___ Entries supplied

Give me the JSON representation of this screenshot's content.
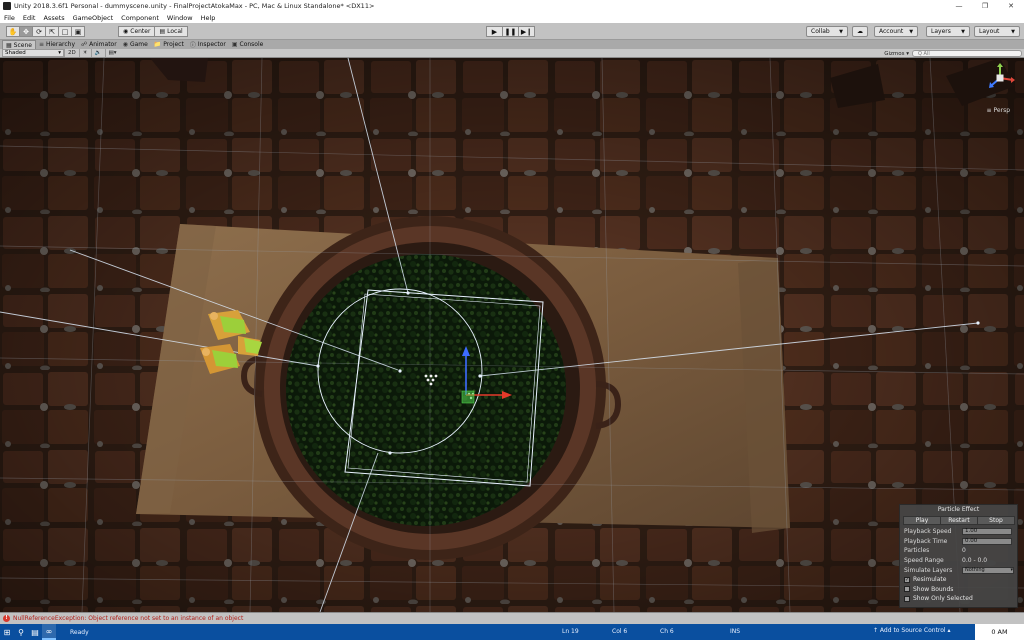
{
  "window": {
    "title": "Unity 2018.3.6f1 Personal - dummyscene.unity - FinalProjectAtokaMax - PC, Mac & Linux Standalone* <DX11>",
    "minimize": "—",
    "maximize": "❐",
    "close": "✕"
  },
  "menu": [
    "File",
    "Edit",
    "Assets",
    "GameObject",
    "Component",
    "Window",
    "Help"
  ],
  "toolbar": {
    "pivot_center": "Center",
    "pivot_local": "Local",
    "collab": "Collab",
    "account": "Account",
    "layers": "Layers",
    "layout": "Layout"
  },
  "tabs": [
    "Scene",
    "Hierarchy",
    "Animator",
    "Game",
    "Project",
    "Inspector",
    "Console"
  ],
  "scene_bar": {
    "shading": "Shaded",
    "mode_2d": "2D",
    "gizmos": "Gizmos",
    "search_placeholder": "Q All"
  },
  "scene_view": {
    "projection": "Persp"
  },
  "particle_panel": {
    "title": "Particle Effect",
    "play": "Play",
    "restart": "Restart",
    "stop": "Stop",
    "playback_speed_label": "Playback Speed",
    "playback_speed_value": "1.00",
    "playback_time_label": "Playback Time",
    "playback_time_value": "0.00",
    "particles_label": "Particles",
    "particles_value": "0",
    "speed_range_label": "Speed Range",
    "speed_range_value": "0.0 - 0.0",
    "simulate_layers_label": "Simulate Layers",
    "simulate_layers_value": "Nothing",
    "resimulate_label": "Resimulate",
    "resimulate_checked": "✓",
    "show_bounds_label": "Show Bounds",
    "show_only_selected_label": "Show Only Selected"
  },
  "console": {
    "message": "NullReferenceException: Object reference not set to an instance of an object"
  },
  "taskbar": {
    "status": "Ready",
    "line": "Ln 19",
    "col": "Col 6",
    "ch": "Ch 6",
    "ins": "INS",
    "source_control": "↑ Add to Source Control ▴",
    "clock": "0 AM"
  },
  "colors": {
    "toolbar_bg": "#c2c2c2",
    "tab_bg": "#a9a9a9",
    "error_red": "#d63a2f",
    "taskbar_blue": "#0a4f9f",
    "gizmo_white": "#e8f2ff"
  }
}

______

• _Written problem_: Give every line back word for word and leave the pictures out.

• _Exercise result_:
Give me the JSON representation of this screenshot's content.
{
  "window": {
    "title": "Unity 2018.3.6f1 Personal - dummyscene.unity - FinalProjectAtokaMax - PC, Mac & Linux Standalone* <DX11>",
    "minimize": "—",
    "maximize": "❐",
    "close": "✕"
  },
  "menu": [
    "File",
    "Edit",
    "Assets",
    "GameObject",
    "Component",
    "Window",
    "Help"
  ],
  "toolbar": {
    "pivot_center": "Center",
    "pivot_local": "Local",
    "collab": "Collab",
    "account": "Account",
    "layers": "Layers",
    "layout": "Layout"
  },
  "tabs": [
    "Scene",
    "Hierarchy",
    "Animator",
    "Game",
    "Project",
    "Inspector",
    "Console"
  ],
  "scene_bar": {
    "shading": "Shaded",
    "mode_2d": "2D",
    "gizmos": "Gizmos",
    "search_placeholder": "Q All"
  },
  "scene_view": {
    "projection": "Persp"
  },
  "particle_panel": {
    "title": "Particle Effect",
    "play": "Play",
    "restart": "Restart",
    "stop": "Stop",
    "playback_speed_label": "Playback Speed",
    "playback_speed_value": "1.00",
    "playback_time_label": "Playback Time",
    "playback_time_value": "0.00",
    "particles_label": "Particles",
    "particles_value": "0",
    "speed_range_label": "Speed Range",
    "speed_range_value": "0.0 - 0.0",
    "simulate_layers_label": "Simulate Layers",
    "simulate_layers_value": "Nothing",
    "resimulate_label": "Resimulate",
    "resimulate_checked": "✓",
    "show_bounds_label": "Show Bounds",
    "show_only_selected_label": "Show Only Selected"
  },
  "console": {
    "message": "NullReferenceException: Object reference not set to an instance of an object"
  },
  "taskbar": {
    "status": "Ready",
    "line": "Ln 19",
    "col": "Col 6",
    "ch": "Ch 6",
    "ins": "INS",
    "source_control": "↑ Add to Source Control ▴",
    "clock": "0 AM"
  },
  "colors": {
    "toolbar_bg": "#c2c2c2",
    "tab_bg": "#a9a9a9",
    "error_red": "#d63a2f",
    "taskbar_blue": "#0a4f9f",
    "gizmo_white": "#e8f2ff"
  }
}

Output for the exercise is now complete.